- [TASK INSTRUCTIONS] Below is a set of records; restate each one word for word.

- [DATA TO PROCESS]
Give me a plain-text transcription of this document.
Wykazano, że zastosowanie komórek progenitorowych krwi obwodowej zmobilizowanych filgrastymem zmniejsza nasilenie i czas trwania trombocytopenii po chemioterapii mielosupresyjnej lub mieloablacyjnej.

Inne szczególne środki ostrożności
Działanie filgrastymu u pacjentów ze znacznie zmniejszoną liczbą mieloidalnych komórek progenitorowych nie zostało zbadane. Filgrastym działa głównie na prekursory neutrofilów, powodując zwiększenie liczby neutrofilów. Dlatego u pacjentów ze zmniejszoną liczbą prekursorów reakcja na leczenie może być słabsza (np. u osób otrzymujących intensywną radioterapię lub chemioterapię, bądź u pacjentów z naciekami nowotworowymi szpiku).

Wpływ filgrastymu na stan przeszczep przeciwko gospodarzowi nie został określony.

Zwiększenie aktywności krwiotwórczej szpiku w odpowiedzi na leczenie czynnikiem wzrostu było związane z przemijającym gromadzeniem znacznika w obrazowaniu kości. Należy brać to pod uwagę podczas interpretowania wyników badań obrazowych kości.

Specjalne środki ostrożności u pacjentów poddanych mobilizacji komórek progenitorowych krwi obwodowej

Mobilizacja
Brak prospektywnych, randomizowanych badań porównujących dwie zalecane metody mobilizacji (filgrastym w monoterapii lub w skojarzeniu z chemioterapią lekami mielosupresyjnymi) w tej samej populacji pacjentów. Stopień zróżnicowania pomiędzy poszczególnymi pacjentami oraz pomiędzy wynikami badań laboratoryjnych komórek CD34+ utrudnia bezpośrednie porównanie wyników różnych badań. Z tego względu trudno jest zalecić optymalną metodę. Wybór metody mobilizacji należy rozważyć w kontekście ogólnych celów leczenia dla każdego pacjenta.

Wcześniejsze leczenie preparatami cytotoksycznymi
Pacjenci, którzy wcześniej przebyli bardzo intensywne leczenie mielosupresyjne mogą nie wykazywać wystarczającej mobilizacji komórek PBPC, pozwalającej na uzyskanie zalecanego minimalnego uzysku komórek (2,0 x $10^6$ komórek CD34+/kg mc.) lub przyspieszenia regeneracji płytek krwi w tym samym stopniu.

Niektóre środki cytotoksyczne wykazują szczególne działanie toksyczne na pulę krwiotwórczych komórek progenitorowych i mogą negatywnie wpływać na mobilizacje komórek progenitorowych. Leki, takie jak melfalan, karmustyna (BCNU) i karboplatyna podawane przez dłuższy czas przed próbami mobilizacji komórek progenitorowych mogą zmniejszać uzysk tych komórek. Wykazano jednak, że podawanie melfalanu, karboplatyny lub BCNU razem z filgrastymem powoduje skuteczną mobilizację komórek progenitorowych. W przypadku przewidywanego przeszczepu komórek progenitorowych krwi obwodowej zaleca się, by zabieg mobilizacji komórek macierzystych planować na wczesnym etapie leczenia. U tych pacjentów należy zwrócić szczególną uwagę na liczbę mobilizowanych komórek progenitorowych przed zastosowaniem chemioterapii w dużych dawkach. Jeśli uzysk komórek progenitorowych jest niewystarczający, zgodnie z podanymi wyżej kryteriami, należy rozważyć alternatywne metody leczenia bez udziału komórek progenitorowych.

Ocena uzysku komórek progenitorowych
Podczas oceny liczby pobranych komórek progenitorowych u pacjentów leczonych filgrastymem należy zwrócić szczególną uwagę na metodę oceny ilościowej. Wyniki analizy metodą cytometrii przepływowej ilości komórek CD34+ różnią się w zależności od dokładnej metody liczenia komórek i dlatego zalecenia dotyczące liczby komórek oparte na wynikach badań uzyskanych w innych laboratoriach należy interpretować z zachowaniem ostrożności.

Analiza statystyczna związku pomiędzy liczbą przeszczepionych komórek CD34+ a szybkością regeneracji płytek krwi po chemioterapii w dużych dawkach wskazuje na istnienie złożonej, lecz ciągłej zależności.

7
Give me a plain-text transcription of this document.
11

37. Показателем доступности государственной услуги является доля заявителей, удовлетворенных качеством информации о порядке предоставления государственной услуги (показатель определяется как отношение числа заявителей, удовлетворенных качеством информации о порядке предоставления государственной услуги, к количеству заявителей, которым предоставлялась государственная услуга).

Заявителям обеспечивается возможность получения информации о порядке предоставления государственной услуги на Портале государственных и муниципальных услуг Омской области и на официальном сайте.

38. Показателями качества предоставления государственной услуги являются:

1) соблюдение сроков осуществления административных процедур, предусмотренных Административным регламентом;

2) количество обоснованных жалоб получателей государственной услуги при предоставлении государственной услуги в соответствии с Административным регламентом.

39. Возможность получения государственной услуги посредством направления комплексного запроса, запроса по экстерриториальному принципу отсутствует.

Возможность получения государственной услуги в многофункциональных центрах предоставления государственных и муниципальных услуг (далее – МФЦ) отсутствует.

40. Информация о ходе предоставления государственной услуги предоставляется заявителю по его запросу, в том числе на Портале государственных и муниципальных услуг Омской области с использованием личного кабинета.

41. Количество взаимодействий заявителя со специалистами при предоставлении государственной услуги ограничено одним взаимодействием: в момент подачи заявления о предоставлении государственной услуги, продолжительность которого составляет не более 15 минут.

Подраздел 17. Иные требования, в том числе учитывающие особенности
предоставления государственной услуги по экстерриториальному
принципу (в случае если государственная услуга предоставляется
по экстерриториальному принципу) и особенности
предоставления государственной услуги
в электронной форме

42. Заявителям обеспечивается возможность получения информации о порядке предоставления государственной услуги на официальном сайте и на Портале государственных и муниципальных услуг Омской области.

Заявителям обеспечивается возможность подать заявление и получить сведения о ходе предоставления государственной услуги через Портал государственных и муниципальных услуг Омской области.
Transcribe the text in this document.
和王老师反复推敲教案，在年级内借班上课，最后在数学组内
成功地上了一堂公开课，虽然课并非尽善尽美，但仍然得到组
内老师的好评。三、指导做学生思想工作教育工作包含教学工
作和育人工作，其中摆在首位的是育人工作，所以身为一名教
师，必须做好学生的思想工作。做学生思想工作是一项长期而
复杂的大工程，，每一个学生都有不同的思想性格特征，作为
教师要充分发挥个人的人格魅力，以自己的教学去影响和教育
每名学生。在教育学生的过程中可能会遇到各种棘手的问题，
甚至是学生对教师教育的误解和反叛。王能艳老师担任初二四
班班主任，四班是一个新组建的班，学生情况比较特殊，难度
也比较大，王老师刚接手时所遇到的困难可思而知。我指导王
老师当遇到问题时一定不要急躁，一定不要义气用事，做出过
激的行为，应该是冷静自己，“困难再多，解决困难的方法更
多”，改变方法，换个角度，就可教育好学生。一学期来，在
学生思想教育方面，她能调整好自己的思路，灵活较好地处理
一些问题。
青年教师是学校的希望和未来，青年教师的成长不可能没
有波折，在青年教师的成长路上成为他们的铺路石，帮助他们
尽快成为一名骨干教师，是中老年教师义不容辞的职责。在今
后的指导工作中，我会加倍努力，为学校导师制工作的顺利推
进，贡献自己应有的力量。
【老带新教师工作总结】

- [REPLY]
Give me a plain-text transcription of this document.
Wykazano, że zastosowanie komórek progenitorowych krwi obwodowej zmobilizowanych filgrastymem zmniejsza nasilenie i czas trwania trombocytopenii po chemioterapii mielosupresyjnej lub mieloablacyjnej.

Inne szczególne środki ostrożności
Działanie filgrastymu u pacjentów ze znacznie zmniejszoną liczbą mieloidalnych komórek progenitorowych nie zostało zbadane. Filgrastym działa głównie na prekursory neutrofilów, powodując zwiększenie liczby neutrofilów. Dlatego u pacjentów ze zmniejszoną liczbą prekursorów reakcja na leczenie może być słabsza (np. u osób otrzymujących intensywną radioterapię lub chemioterapię, bądź u pacjentów z naciekami nowotworowymi szpiku).

Wpływ filgrastymu na stan przeszczep przeciwko gospodarzowi nie został określony.

Zwiększenie aktywności krwiotwórczej szpiku w odpowiedzi na leczenie czynnikiem wzrostu było związane z przemijającym gromadzeniem znacznika w obrazowaniu kości. Należy brać to pod uwagę podczas interpretowania wyników badań obrazowych kości.

Specjalne środki ostrożności u pacjentów poddanych mobilizacji komórek progenitorowych krwi obwodowej

Mobilizacja
Brak prospektywnych, randomizowanych badań porównujących dwie zalecane metody mobilizacji (filgrastym w monoterapii lub w skojarzeniu z chemioterapią lekami mielosupresyjnymi) w tej samej populacji pacjentów. Stopień zróżnicowania pomiędzy poszczególnymi pacjentami oraz pomiędzy wynikami badań laboratoryjnych komórek CD34+ utrudnia bezpośrednie porównanie wyników różnych badań. Z tego względu trudno jest zalecić optymalną metodę. Wybór metody mobilizacji należy rozważyć w kontekście ogólnych celów leczenia dla każdego pacjenta.

Wcześniejsze leczenie preparatami cytotoksycznymi
Pacjenci, którzy wcześniej przebyli bardzo intensywne leczenie mielosupresyjne mogą nie wykazywać wystarczającej mobilizacji komórek PBPC, pozwalającej na uzyskanie zalecanego minimalnego uzysku komórek (2,0 x $10^6$ komórek CD34+/kg mc.) lub przyspieszenia regeneracji płytek krwi w tym samym stopniu.

Niektóre środki cytotoksyczne wykazują szczególne działanie toksyczne na pulę krwiotwórczych komórek progenitorowych i mogą negatywnie wpływać na mobilizacje komórek progenitorowych. Leki, takie jak melfalan, karmustyna (BCNU) i karboplatyna podawane przez dłuższy czas przed próbami mobilizacji komórek progenitorowych mogą zmniejszać uzysk tych komórek. Wykazano jednak, że podawanie melfalanu, karboplatyny lub BCNU razem z filgrastymem powoduje skuteczną mobilizację komórek progenitorowych. W przypadku przewidywanego przeszczepu komórek progenitorowych krwi obwodowej zaleca się, by zabieg mobilizacji komórek macierzystych planować na wczesnym etapie leczenia. U tych pacjentów należy zwrócić szczególną uwagę na liczbę mobilizowanych komórek progenitorowych przed zastosowaniem chemioterapii w dużych dawkach. Jeśli uzysk komórek progenitorowych jest niewystarczający, zgodnie z podanymi wyżej kryteriami, należy rozważyć alternatywne metody leczenia bez udziału komórek progenitorowych.

Ocena uzysku komórek progenitorowych
Podczas oceny liczby pobranych komórek progenitorowych u pacjentów leczonych filgrastymem należy zwrócić szczególną uwagę na metodę oceny ilościowej. Wyniki analizy metodą cytometrii przepływowej ilości komórek CD34+ różnią się w zależności od dokładnej metody liczenia komórek i dlatego zalecenia dotyczące liczby komórek oparte na wynikach badań uzyskanych w innych laboratoriach należy interpretować z zachowaniem ostrożności.

Analiza statystyczna związku pomiędzy liczbą przeszczepionych komórek CD34+ a szybkością regeneracji płytek krwi po chemioterapii w dużych dawkach wskazuje na istnienie złożonej, lecz ciągłej zależności.

7
Give me a plain-text transcription of this document.
11

37. Показателем доступности государственной услуги является доля заявителей, удовлетворенных качеством информации о порядке предоставления государственной услуги (показатель определяется как отношение числа заявителей, удовлетворенных качеством информации о порядке предоставления государственной услуги, к количеству заявителей, которым предоставлялась государственная услуга).

Заявителям обеспечивается возможность получения информации о порядке предоставления государственной услуги на Портале государственных и муниципальных услуг Омской области и на официальном сайте.

38. Показателями качества предоставления государственной услуги являются:

1) соблюдение сроков осуществления административных процедур, предусмотренных Административным регламентом;

2) количество обоснованных жалоб получателей государственной услуги при предоставлении государственной услуги в соответствии с Административным регламентом.

39. Возможность получения государственной услуги посредством направления комплексного запроса, запроса по экстерриториальному принципу отсутствует.

Возможность получения государственной услуги в многофункциональных центрах предоставления государственных и муниципальных услуг (далее – МФЦ) отсутствует.

40. Информация о ходе предоставления государственной услуги предоставляется заявителю по его запросу, в том числе на Портале государственных и муниципальных услуг Омской области с использованием личного кабинета.

41. Количество взаимодействий заявителя со специалистами при предоставлении государственной услуги ограничено одним взаимодействием: в момент подачи заявления о предоставлении государственной услуги, продолжительность которого составляет не более 15 минут.

Подраздел 17. Иные требования, в том числе учитывающие особенности
предоставления государственной услуги по экстерриториальному
принципу (в случае если государственная услуга предоставляется
по экстерриториальному принципу) и особенности
предоставления государственной услуги
в электронной форме

42. Заявителям обеспечивается возможность получения информации о порядке предоставления государственной услуги на официальном сайте и на Портале государственных и муниципальных услуг Омской области.

Заявителям обеспечивается возможность подать заявление и получить сведения о ходе предоставления государственной услуги через Портал государственных и муниципальных услуг Омской области.
Transcribe the text in this document.
和王老师反复推敲教案，在年级内借班上课，最后在数学组内
成功地上了一堂公开课，虽然课并非尽善尽美，但仍然得到组
内老师的好评。三、指导做学生思想工作教育工作包含教学工
作和育人工作，其中摆在首位的是育人工作，所以身为一名教
师，必须做好学生的思想工作。做学生思想工作是一项长期而
复杂的大工程，，每一个学生都有不同的思想性格特征，作为
教师要充分发挥个人的人格魅力，以自己的教学去影响和教育
每名学生。在教育学生的过程中可能会遇到各种棘手的问题，
甚至是学生对教师教育的误解和反叛。王能艳老师担任初二四
班班主任，四班是一个新组建的班，学生情况比较特殊，难度
也比较大，王老师刚接手时所遇到的困难可思而知。我指导王
老师当遇到问题时一定不要急躁，一定不要义气用事，做出过
激的行为，应该是冷静自己，“困难再多，解决困难的方法更
多”，改变方法，换个角度，就可教育好学生。一学期来，在
学生思想教育方面，她能调整好自己的思路，灵活较好地处理
一些问题。
青年教师是学校的希望和未来，青年教师的成长不可能没
有波折，在青年教师的成长路上成为他们的铺路石，帮助他们
尽快成为一名骨干教师，是中老年教师义不容辞的职责。在今
后的指导工作中，我会加倍努力，为学校导师制工作的顺利推
进，贡献自己应有的力量。
【老带新教师工作总结】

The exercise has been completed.